— Start Recorded information —

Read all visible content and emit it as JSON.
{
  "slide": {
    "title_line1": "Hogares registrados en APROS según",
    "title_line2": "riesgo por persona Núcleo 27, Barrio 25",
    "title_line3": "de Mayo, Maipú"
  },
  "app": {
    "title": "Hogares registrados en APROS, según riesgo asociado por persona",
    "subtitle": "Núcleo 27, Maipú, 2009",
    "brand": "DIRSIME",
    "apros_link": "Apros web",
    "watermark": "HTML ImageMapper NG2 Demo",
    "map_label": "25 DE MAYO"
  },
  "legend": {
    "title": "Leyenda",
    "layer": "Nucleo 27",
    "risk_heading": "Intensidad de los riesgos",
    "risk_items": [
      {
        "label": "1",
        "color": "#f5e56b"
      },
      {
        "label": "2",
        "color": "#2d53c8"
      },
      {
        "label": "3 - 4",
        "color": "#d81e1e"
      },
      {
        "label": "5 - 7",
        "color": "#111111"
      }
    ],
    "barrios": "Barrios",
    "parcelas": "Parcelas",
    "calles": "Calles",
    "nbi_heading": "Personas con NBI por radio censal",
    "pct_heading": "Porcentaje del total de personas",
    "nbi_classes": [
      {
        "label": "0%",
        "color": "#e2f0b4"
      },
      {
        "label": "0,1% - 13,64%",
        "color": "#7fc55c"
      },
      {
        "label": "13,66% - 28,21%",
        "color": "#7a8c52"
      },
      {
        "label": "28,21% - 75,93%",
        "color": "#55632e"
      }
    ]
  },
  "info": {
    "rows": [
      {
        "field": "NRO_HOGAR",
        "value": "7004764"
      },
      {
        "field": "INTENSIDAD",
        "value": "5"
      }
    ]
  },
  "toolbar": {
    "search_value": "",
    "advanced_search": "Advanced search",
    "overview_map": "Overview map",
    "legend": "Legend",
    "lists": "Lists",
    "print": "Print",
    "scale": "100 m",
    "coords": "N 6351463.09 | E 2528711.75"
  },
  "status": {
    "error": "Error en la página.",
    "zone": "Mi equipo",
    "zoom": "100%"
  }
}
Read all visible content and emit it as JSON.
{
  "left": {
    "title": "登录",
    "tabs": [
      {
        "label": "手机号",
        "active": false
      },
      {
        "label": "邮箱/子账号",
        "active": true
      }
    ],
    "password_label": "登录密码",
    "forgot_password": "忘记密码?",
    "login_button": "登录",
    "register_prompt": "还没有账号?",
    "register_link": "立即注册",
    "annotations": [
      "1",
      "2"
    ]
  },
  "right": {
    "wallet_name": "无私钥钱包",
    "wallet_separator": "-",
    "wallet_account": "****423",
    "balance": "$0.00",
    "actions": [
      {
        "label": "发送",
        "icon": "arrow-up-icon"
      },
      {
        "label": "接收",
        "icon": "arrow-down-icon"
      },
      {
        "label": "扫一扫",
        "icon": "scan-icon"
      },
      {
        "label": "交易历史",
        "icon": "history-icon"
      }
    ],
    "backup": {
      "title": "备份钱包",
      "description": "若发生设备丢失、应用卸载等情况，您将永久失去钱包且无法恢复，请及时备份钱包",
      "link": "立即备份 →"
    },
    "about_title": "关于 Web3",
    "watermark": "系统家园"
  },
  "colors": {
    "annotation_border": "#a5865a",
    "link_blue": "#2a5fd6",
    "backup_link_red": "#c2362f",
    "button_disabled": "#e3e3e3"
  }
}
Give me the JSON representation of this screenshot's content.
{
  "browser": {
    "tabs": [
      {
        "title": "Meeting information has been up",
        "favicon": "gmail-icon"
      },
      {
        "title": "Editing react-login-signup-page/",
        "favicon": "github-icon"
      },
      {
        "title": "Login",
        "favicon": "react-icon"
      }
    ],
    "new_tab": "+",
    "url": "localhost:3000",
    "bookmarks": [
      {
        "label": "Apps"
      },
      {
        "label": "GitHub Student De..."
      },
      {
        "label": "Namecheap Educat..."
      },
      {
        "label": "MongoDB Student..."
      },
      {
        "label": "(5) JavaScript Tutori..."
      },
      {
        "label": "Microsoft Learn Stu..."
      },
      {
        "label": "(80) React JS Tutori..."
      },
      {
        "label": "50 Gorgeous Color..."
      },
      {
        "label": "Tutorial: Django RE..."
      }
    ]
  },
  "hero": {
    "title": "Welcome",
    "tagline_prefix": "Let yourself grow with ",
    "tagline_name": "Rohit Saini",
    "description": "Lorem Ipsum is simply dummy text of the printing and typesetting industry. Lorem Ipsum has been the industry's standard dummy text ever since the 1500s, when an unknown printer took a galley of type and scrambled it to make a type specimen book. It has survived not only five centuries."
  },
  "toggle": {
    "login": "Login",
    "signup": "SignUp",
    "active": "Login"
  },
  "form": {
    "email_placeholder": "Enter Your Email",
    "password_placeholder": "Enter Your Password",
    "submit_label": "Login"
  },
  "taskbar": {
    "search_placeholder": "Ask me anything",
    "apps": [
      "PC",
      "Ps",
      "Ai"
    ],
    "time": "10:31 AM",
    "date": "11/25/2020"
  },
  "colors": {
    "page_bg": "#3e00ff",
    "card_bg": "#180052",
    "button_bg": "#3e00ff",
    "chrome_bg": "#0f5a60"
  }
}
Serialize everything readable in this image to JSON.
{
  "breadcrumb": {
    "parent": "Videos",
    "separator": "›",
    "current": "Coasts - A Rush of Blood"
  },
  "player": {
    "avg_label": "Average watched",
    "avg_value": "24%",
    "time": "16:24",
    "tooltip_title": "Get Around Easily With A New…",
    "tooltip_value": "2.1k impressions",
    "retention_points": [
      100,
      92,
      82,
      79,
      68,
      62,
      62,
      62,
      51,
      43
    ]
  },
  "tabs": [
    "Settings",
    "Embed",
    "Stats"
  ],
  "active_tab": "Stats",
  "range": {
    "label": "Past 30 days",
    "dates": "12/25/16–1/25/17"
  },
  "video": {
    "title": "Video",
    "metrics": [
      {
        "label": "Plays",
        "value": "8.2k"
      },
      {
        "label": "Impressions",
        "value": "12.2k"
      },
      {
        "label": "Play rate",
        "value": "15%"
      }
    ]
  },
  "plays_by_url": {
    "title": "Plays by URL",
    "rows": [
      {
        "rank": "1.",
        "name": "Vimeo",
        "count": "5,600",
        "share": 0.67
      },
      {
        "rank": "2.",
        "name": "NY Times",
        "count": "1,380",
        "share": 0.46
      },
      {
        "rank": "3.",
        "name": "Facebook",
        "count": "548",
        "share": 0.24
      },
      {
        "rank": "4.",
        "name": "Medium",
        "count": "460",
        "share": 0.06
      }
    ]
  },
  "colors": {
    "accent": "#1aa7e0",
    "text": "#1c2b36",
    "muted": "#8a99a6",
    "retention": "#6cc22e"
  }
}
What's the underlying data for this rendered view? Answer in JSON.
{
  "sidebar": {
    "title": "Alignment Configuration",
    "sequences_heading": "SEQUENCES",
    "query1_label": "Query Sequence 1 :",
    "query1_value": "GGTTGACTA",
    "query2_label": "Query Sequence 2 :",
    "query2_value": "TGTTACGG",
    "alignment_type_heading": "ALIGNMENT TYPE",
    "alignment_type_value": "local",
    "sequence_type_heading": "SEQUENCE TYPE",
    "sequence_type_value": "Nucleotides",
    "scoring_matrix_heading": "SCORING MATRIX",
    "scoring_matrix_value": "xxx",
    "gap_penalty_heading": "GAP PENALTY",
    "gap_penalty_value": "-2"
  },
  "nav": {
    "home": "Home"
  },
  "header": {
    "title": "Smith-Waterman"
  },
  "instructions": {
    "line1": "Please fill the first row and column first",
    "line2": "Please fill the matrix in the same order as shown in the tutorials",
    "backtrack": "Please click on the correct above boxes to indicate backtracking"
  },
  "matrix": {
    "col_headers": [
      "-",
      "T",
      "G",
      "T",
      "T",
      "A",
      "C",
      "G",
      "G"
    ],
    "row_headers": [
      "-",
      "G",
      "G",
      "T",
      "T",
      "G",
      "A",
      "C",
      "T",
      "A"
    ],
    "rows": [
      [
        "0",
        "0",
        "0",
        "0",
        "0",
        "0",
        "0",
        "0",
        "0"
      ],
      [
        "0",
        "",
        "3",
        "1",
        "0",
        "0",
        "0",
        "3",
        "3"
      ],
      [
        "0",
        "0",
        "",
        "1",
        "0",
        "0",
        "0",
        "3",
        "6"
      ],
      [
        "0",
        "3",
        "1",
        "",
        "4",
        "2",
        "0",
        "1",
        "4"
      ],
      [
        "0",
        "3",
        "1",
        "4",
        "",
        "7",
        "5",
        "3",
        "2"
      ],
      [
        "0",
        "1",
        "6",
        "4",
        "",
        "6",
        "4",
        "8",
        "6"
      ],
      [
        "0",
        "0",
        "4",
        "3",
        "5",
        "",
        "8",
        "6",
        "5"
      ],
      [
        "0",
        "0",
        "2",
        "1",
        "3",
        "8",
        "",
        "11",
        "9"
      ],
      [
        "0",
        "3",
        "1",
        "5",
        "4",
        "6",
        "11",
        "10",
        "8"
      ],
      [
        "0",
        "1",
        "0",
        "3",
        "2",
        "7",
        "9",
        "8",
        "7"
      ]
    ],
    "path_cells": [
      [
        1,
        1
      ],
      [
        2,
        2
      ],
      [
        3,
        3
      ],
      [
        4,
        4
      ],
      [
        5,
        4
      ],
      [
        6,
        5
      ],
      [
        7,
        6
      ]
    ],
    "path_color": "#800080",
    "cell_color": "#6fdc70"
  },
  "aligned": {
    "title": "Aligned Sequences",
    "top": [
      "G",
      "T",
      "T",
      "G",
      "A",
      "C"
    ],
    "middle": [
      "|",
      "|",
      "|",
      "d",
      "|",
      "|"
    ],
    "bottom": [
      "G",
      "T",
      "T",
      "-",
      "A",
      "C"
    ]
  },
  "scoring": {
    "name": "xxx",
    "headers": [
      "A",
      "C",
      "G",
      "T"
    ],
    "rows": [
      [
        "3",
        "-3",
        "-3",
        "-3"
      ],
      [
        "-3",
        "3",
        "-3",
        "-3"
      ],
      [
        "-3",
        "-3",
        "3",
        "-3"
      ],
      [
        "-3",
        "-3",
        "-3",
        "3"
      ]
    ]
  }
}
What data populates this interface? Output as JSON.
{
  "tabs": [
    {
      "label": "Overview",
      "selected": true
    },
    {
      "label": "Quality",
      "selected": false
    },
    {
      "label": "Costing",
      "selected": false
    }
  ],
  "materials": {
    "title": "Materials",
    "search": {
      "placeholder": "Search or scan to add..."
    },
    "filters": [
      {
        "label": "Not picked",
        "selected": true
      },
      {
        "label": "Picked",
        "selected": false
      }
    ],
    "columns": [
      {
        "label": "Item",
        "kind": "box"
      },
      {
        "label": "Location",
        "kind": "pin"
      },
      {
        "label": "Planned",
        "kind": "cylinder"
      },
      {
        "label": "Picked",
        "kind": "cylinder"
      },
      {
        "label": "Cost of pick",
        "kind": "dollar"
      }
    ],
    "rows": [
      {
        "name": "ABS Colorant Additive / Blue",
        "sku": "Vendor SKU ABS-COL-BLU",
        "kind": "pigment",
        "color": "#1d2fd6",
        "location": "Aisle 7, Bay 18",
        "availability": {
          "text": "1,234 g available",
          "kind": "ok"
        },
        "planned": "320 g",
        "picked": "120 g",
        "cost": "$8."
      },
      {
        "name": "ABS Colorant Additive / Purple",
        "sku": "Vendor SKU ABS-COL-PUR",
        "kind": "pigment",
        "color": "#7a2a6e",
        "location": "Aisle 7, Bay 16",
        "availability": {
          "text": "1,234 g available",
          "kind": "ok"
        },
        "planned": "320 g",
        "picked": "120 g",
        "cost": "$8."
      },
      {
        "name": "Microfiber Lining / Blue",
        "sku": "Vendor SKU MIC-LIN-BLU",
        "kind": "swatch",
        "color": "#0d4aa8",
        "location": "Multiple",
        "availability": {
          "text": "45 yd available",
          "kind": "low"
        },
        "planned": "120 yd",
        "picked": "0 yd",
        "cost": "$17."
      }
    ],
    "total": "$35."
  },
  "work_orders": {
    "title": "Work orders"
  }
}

— End Recorded information —

## Exercise directions
Of all the lines above, how many contain the word "Núcleo"? Answer with only the number.

## Exercise answer
2